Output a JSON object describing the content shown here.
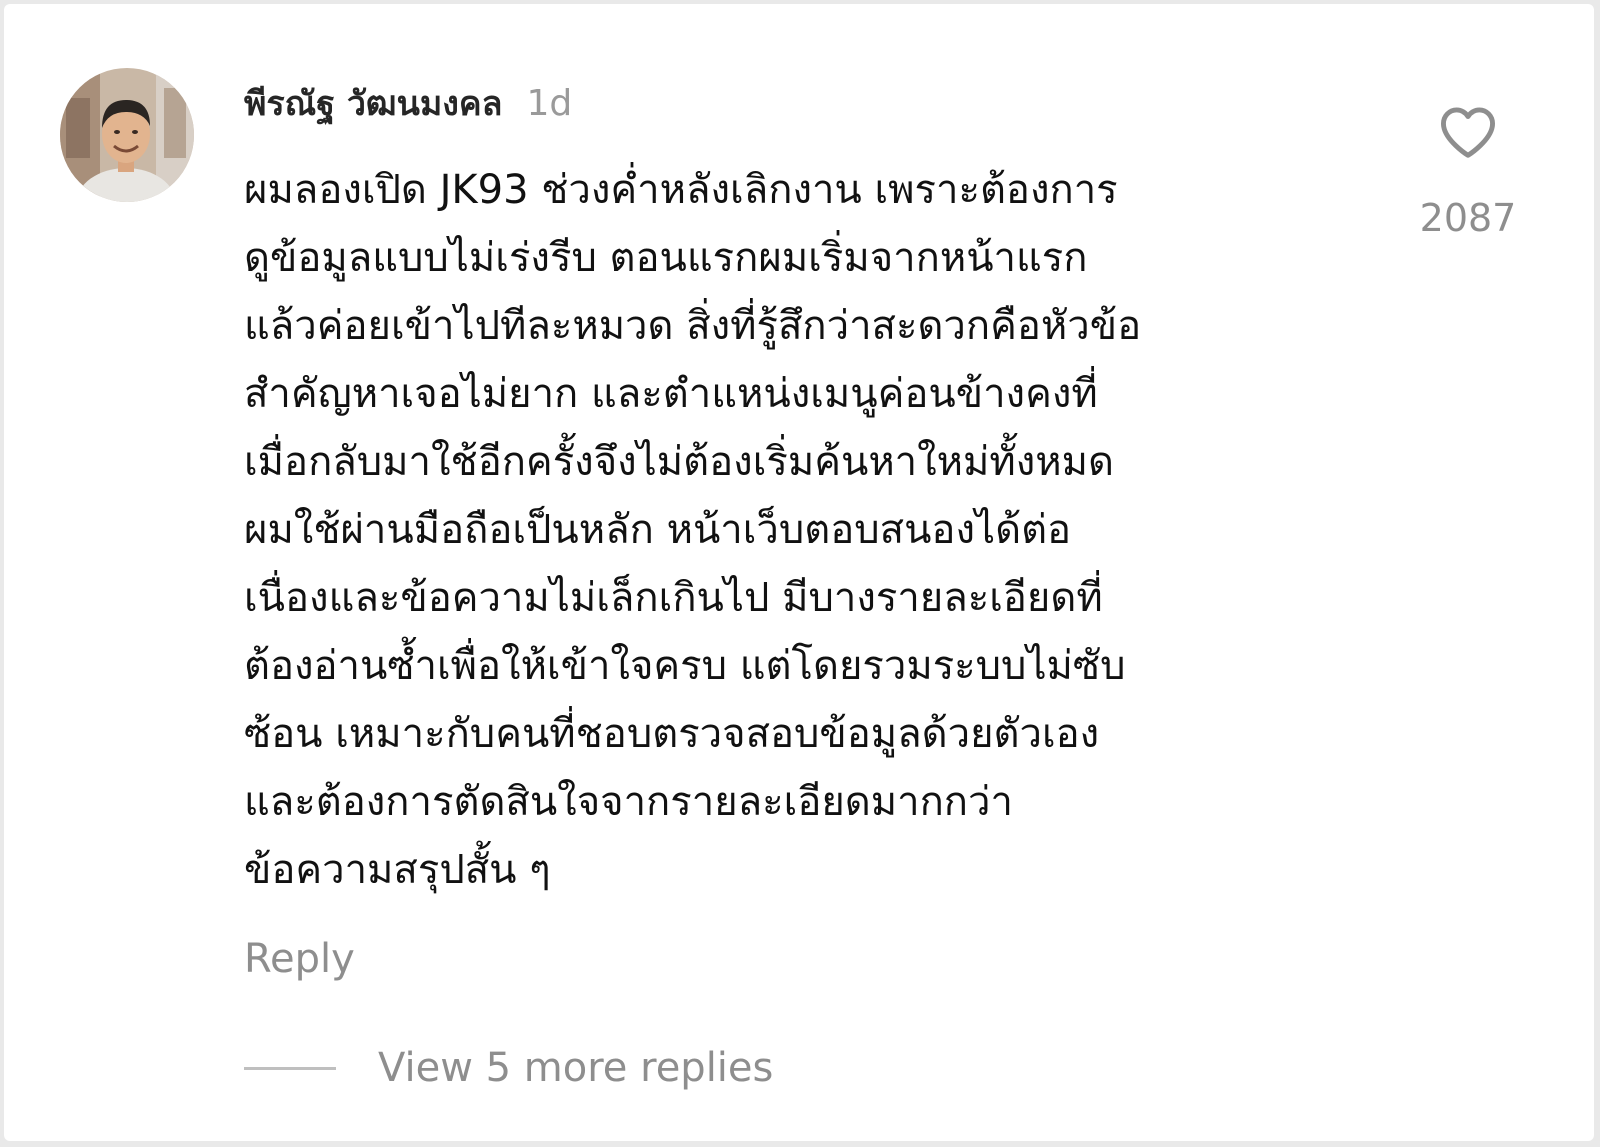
{
  "comment": {
    "author": "พีรณัฐ วัฒนมงคล",
    "time": "1d",
    "avatar_icon": "user-avatar-photo",
    "body_lines": [
      "ผมลองเปิด JK93 ช่วงค่ำหลังเลิกงาน เพราะต้องการ",
      "ดูข้อมูลแบบไม่เร่งรีบ ตอนแรกผมเริ่มจากหน้าแรก",
      "แล้วค่อยเข้าไปทีละหมวด สิ่งที่รู้สึกว่าสะดวกคือหัวข้อ",
      "สำคัญหาเจอไม่ยาก และตำแหน่งเมนูค่อนข้างคงที่",
      "เมื่อกลับมาใช้อีกครั้งจึงไม่ต้องเริ่มค้นหาใหม่ทั้งหมด",
      "ผมใช้ผ่านมือถือเป็นหลัก หน้าเว็บตอบสนองได้ต่อ",
      "เนื่องและข้อความไม่เล็กเกินไป มีบางรายละเอียดที่",
      "ต้องอ่านซ้ำเพื่อให้เข้าใจครบ แต่โดยรวมระบบไม่ซับ",
      "ซ้อน เหมาะกับคนที่ชอบตรวจสอบข้อมูลด้วยตัวเอง",
      "และต้องการตัดสินใจจากรายละเอียดมากกว่า",
      "ข้อความสรุปสั้น ๆ"
    ],
    "like_icon": "heart-outline-icon",
    "like_count": "2087",
    "reply_label": "Reply",
    "view_replies_label": "View 5 more replies"
  },
  "colors": {
    "text_primary": "#111111",
    "text_secondary": "#8e8e8e",
    "background": "#ffffff"
  }
}
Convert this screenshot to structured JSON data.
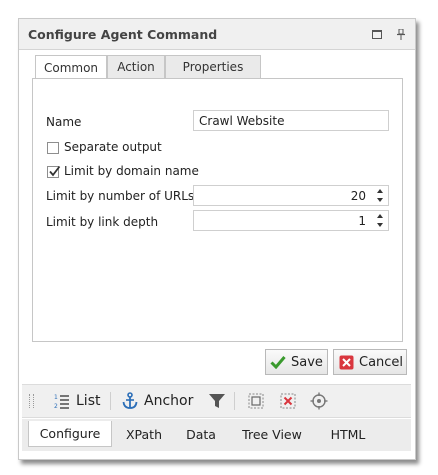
{
  "window": {
    "title": "Configure Agent Command",
    "restore_icon": "restore-icon",
    "pin_icon": "pin-icon"
  },
  "tabs": [
    {
      "label": "Common",
      "active": true
    },
    {
      "label": "Action",
      "active": false
    },
    {
      "label": "Properties",
      "active": false
    }
  ],
  "form": {
    "name_label": "Name",
    "name_value": "Crawl Website",
    "separate_output_label": "Separate output",
    "separate_output_checked": false,
    "limit_domain_label": "Limit by domain name",
    "limit_domain_checked": true,
    "limit_urls_label": "Limit by number of URLs",
    "limit_urls_value": "20",
    "limit_depth_label": "Limit by link depth",
    "limit_depth_value": "1"
  },
  "buttons": {
    "save_label": "Save",
    "cancel_label": "Cancel"
  },
  "toolbar": {
    "list_label": "List",
    "anchor_label": "Anchor"
  },
  "bottom_tabs": [
    {
      "label": "Configure",
      "active": true
    },
    {
      "label": "XPath",
      "active": false
    },
    {
      "label": "Data",
      "active": false
    },
    {
      "label": "Tree View",
      "active": false
    },
    {
      "label": "HTML",
      "active": false
    }
  ],
  "colors": {
    "check_green": "#3a9a2e",
    "cancel_red": "#d9363e",
    "anchor_blue": "#2d6fb8"
  }
}
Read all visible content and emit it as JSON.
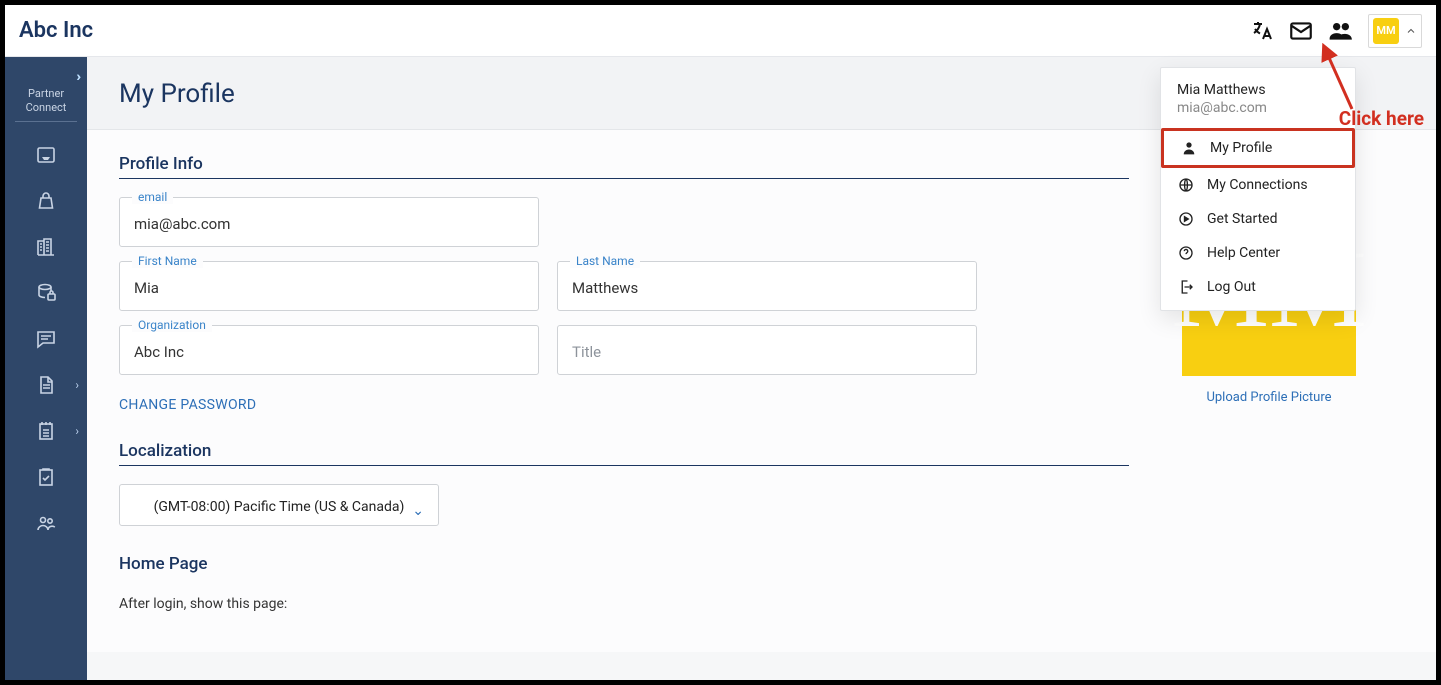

++++++++++++++++++++

Transcribe the records above exactly, leaving out every picture.

▶ [Problem solution]
Output a JSON object describing the content shown here.
{
  "comment": {
    "author": "พีรณัฐ วัฒนมงคล",
    "time": "1d",
    "avatar_icon": "user-avatar-photo",
    "body_lines": [
      "ผมลองเปิด JK93 ช่วงค่ำหลังเลิกงาน เพราะต้องการ",
      "ดูข้อมูลแบบไม่เร่งรีบ ตอนแรกผมเริ่มจากหน้าแรก",
      "แล้วค่อยเข้าไปทีละหมวด สิ่งที่รู้สึกว่าสะดวกคือหัวข้อ",
      "สำคัญหาเจอไม่ยาก และตำแหน่งเมนูค่อนข้างคงที่",
      "เมื่อกลับมาใช้อีกครั้งจึงไม่ต้องเริ่มค้นหาใหม่ทั้งหมด",
      "ผมใช้ผ่านมือถือเป็นหลัก หน้าเว็บตอบสนองได้ต่อ",
      "เนื่องและข้อความไม่เล็กเกินไป มีบางรายละเอียดที่",
      "ต้องอ่านซ้ำเพื่อให้เข้าใจครบ แต่โดยรวมระบบไม่ซับ",
      "ซ้อน เหมาะกับคนที่ชอบตรวจสอบข้อมูลด้วยตัวเอง",
      "และต้องการตัดสินใจจากรายละเอียดมากกว่า",
      "ข้อความสรุปสั้น ๆ"
    ],
    "like_icon": "heart-outline-icon",
    "like_count": "2087",
    "reply_label": "Reply",
    "view_replies_label": "View 5 more replies"
  },
  "colors": {
    "text_primary": "#111111",
    "text_secondary": "#8e8e8e",
    "background": "#ffffff"
  }
}
Convert this screenshot to structured JSON data.
{
  "window": {
    "title": "Configure Agent Command",
    "restore_icon": "restore-icon",
    "pin_icon": "pin-icon"
  },
  "tabs": [
    {
      "label": "Common",
      "active": true
    },
    {
      "label": "Action",
      "active": false
    },
    {
      "label": "Properties",
      "active": false
    }
  ],
  "form": {
    "name_label": "Name",
    "name_value": "Crawl Website",
    "separate_output_label": "Separate output",
    "separate_output_checked": false,
    "limit_domain_label": "Limit by domain name",
    "limit_domain_checked": true,
    "limit_urls_label": "Limit by number of URLs",
    "limit_urls_value": "20",
    "limit_depth_label": "Limit by link depth",
    "limit_depth_value": "1"
  },
  "buttons": {
    "save_label": "Save",
    "cancel_label": "Cancel"
  },
  "toolbar": {
    "list_label": "List",
    "anchor_label": "Anchor"
  },
  "bottom_tabs": [
    {
      "label": "Configure",
      "active": true
    },
    {
      "label": "XPath",
      "active": false
    },
    {
      "label": "Data",
      "active": false
    },
    {
      "label": "Tree View",
      "active": false
    },
    {
      "label": "HTML",
      "active": false
    }
  ],
  "colors": {
    "check_green": "#3a9a2e",
    "cancel_red": "#d9363e",
    "anchor_blue": "#2d6fb8"
  }
}
Read all visible content and emit it as JSON.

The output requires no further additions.